» Dataset records:
═══

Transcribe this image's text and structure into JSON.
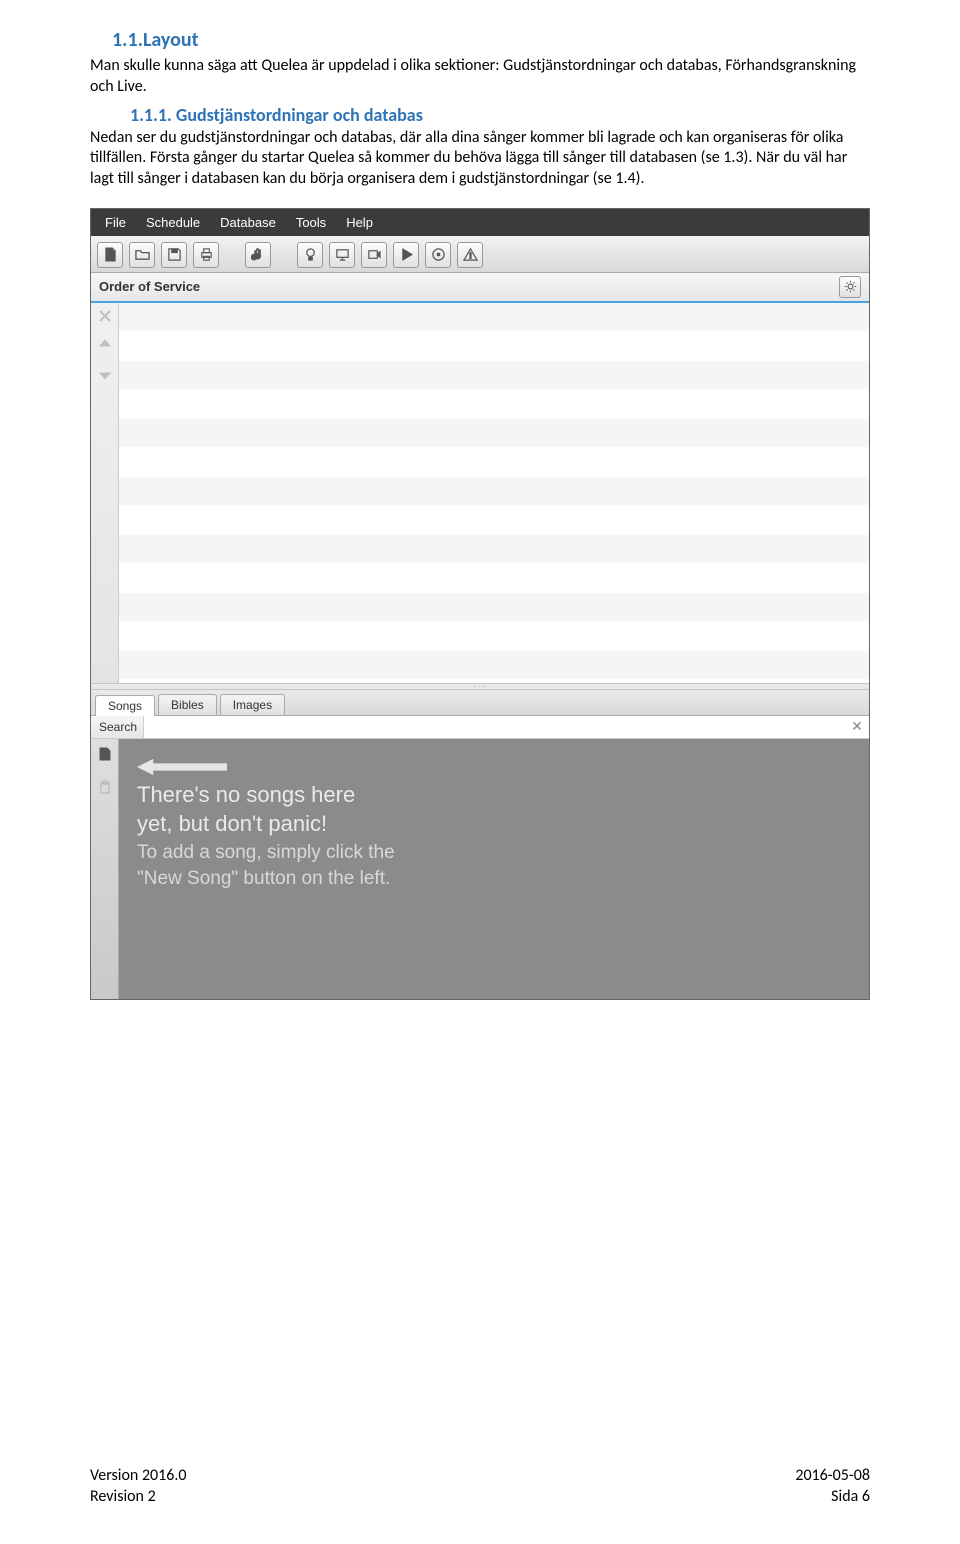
{
  "doc": {
    "h1": "1.1.Layout",
    "p1": "Man skulle kunna säga att Quelea är uppdelad i olika sektioner: Gudstjänstordningar och databas, Förhandsgranskning och Live.",
    "h2": "1.1.1. Gudstjänstordningar och databas",
    "p2": "Nedan ser du gudstjänstordningar och databas, där alla dina sånger kommer bli lagrade och kan organiseras för olika tillfällen. Första gånger du startar Quelea så kommer du behöva lägga till sånger till databasen (se 1.3). När du väl har lagt till sånger i databasen kan du börja organisera dem i gudstjänstordningar (se 1.4)."
  },
  "app": {
    "menu": {
      "file": "File",
      "schedule": "Schedule",
      "database": "Database",
      "tools": "Tools",
      "help": "Help"
    },
    "panel_title": "Order of Service",
    "tabs": {
      "songs": "Songs",
      "bibles": "Bibles",
      "images": "Images"
    },
    "search_label": "Search",
    "empty_main": "There's no songs here\nyet, but don't panic!",
    "empty_sub": "To add a song, simply click the\n\"New Song\" button on the left."
  },
  "footer": {
    "version": "Version 2016.0",
    "revision": "Revision 2",
    "date": "2016-05-08",
    "page": "Sida 6"
  }
}
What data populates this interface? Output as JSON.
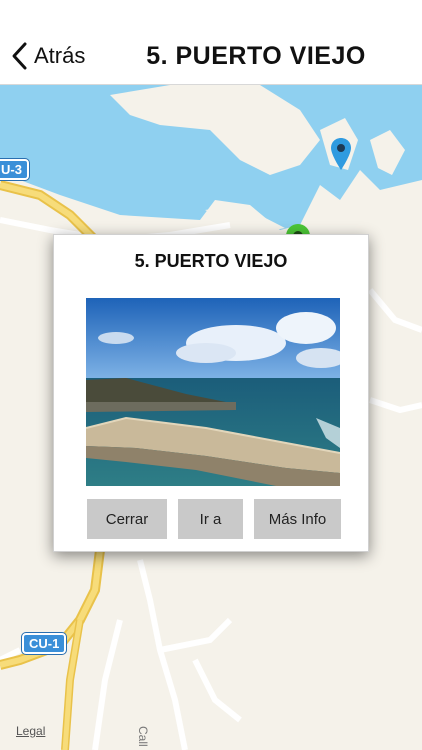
{
  "nav": {
    "back_label": "Atrás",
    "title": "5. PUERTO VIEJO"
  },
  "map": {
    "badges": [
      "U-3",
      "CU-1"
    ],
    "legal": "Legal",
    "street_fragment": "Call"
  },
  "popup": {
    "title": "5. PUERTO VIEJO",
    "buttons": {
      "close": "Cerrar",
      "goto": "Ir a",
      "more_info": "Más Info"
    }
  },
  "colors": {
    "water": "#8fd0f0",
    "land": "#f5f2ea",
    "road": "#f3cf56",
    "pin_blue": "#2f9be0",
    "pin_green": "#4cc637",
    "button": "#c9c9c9"
  }
}
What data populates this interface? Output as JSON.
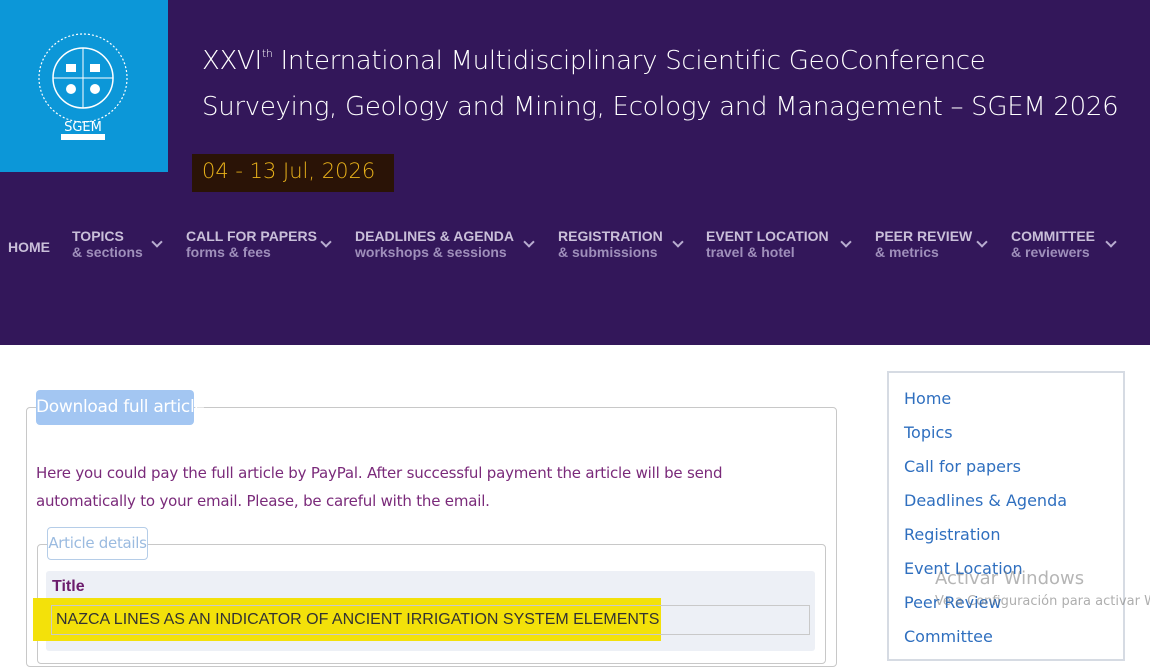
{
  "header": {
    "logo_text": "SGEM",
    "logo_ring_text": "International Multidisciplinary Scientific GeoConference SGEM",
    "title_prefix": "XXVI",
    "title_sup": "th",
    "title_rest": " International Multidisciplinary Scientific GeoConference",
    "subtitle": "Surveying, Geology and Mining, Ecology and Management – SGEM 2026",
    "dates": "04 - 13 Jul, 2026"
  },
  "nav": {
    "home": "HOME",
    "items": [
      {
        "l1": "TOPICS",
        "l2": "& sections"
      },
      {
        "l1": "CALL FOR PAPERS",
        "l2": "forms & fees"
      },
      {
        "l1": "DEADLINES & AGENDA",
        "l2": "workshops & sessions"
      },
      {
        "l1": "REGISTRATION",
        "l2": "& submissions"
      },
      {
        "l1": "EVENT LOCATION",
        "l2": "travel & hotel"
      },
      {
        "l1": "PEER REVIEW",
        "l2": "& metrics"
      },
      {
        "l1": "COMMITTEE",
        "l2": "& reviewers"
      }
    ]
  },
  "main": {
    "download_label": "Download full article",
    "pay_text": "Here you could pay the full article by PayPal. After successful payment the article will be send automatically to your email. Please, be careful with the email.",
    "details_legend": "Article details",
    "title_label": "Title",
    "title_value": "NAZCA LINES AS AN INDICATOR OF ANCIENT IRRIGATION SYSTEM ELEMENTS"
  },
  "sidebar": {
    "items": [
      "Home",
      "Topics",
      "Call for papers",
      "Deadlines & Agenda",
      "Registration",
      "Event Location",
      "Peer Review",
      "Committee"
    ]
  },
  "watermark": {
    "line1": "Activar Windows",
    "line2": "Ve a Configuración para activar Windows."
  },
  "colors": {
    "header_bg": "#33175a",
    "logo_bg": "#0c97d8",
    "date_text": "#e8b11a",
    "highlight": "#f3e10a",
    "link": "#2f6fbf"
  }
}
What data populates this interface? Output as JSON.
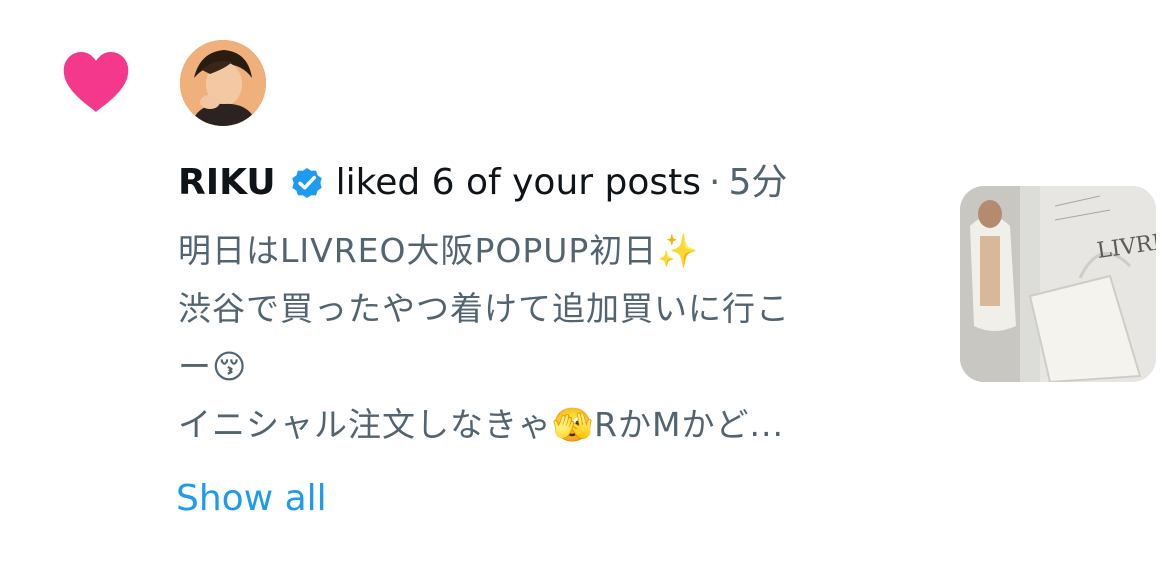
{
  "notification": {
    "username": "RIKU",
    "action": "liked 6 of your posts",
    "separator": "·",
    "time": "5分",
    "post_lines": [
      "明日はLIVREO大阪POPUP初日✨",
      "渋谷で買ったやつ着けて追加買いに行こ",
      "ー😚",
      "イニシャル注文しなきゃ🫣RかMかど..."
    ],
    "show_all": "Show all",
    "thumbnail_text": "LIVREO"
  },
  "colors": {
    "heart": "#f4398c",
    "verified": "#1d9bf0",
    "link": "#1d9bf0",
    "secondary_text": "#536471"
  },
  "icons": {
    "heart": "heart-icon",
    "verified": "verified-badge-icon"
  }
}
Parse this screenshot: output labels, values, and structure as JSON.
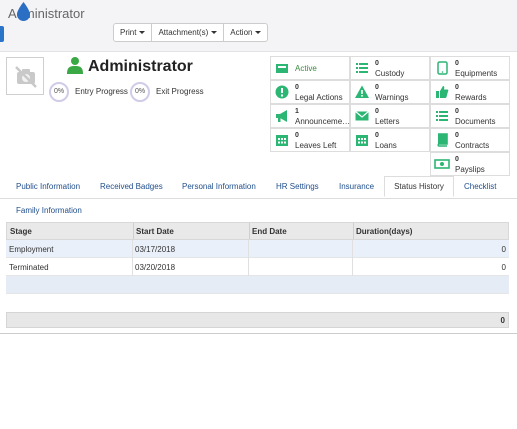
{
  "header": {
    "title": "Administrator"
  },
  "toolbar": {
    "print_label": "Print",
    "attachments_label": "Attachment(s)",
    "action_label": "Action"
  },
  "employee": {
    "name": "Administrator"
  },
  "progress": {
    "entry_value": "0%",
    "entry_label": "Entry Progress",
    "exit_value": "0%",
    "exit_label": "Exit Progress"
  },
  "stats": {
    "status": "Active",
    "custody": {
      "count": "0",
      "label": "Custody"
    },
    "equipments": {
      "count": "0",
      "label": "Equipments"
    },
    "legal_actions": {
      "count": "0",
      "label": "Legal Actions"
    },
    "warnings": {
      "count": "0",
      "label": "Warnings"
    },
    "rewards": {
      "count": "0",
      "label": "Rewards"
    },
    "announcements": {
      "count": "1",
      "label": "Announceme…"
    },
    "letters": {
      "count": "0",
      "label": "Letters"
    },
    "documents": {
      "count": "0",
      "label": "Documents"
    },
    "leaves_left": {
      "count": "0",
      "label": "Leaves Left"
    },
    "loans": {
      "count": "0",
      "label": "Loans"
    },
    "contracts": {
      "count": "0",
      "label": "Contracts"
    },
    "payslips": {
      "count": "0",
      "label": "Payslips"
    }
  },
  "tabs": [
    {
      "label": "Public Information"
    },
    {
      "label": "Received Badges"
    },
    {
      "label": "Personal Information"
    },
    {
      "label": "HR Settings"
    },
    {
      "label": "Insurance"
    },
    {
      "label": "Status History"
    },
    {
      "label": "Checklist"
    },
    {
      "label": "Family Information"
    }
  ],
  "active_tab": "Status History",
  "table": {
    "columns": [
      "Stage",
      "Start Date",
      "End Date",
      "Duration(days)"
    ],
    "rows": [
      {
        "stage": "Employment",
        "start": "03/17/2018",
        "end": "",
        "duration": "0"
      },
      {
        "stage": "Terminated",
        "start": "03/20/2018",
        "end": "",
        "duration": "0"
      }
    ],
    "total": "0"
  },
  "colors": {
    "accent_green": "#2bb673",
    "link_blue": "#1f4e8c",
    "row_alt": "#eaf0f9"
  }
}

═══

» The task: The required answer is a single number: the count of lines in the entries that hold the string "VIEJO".

» Solution for this problem: 2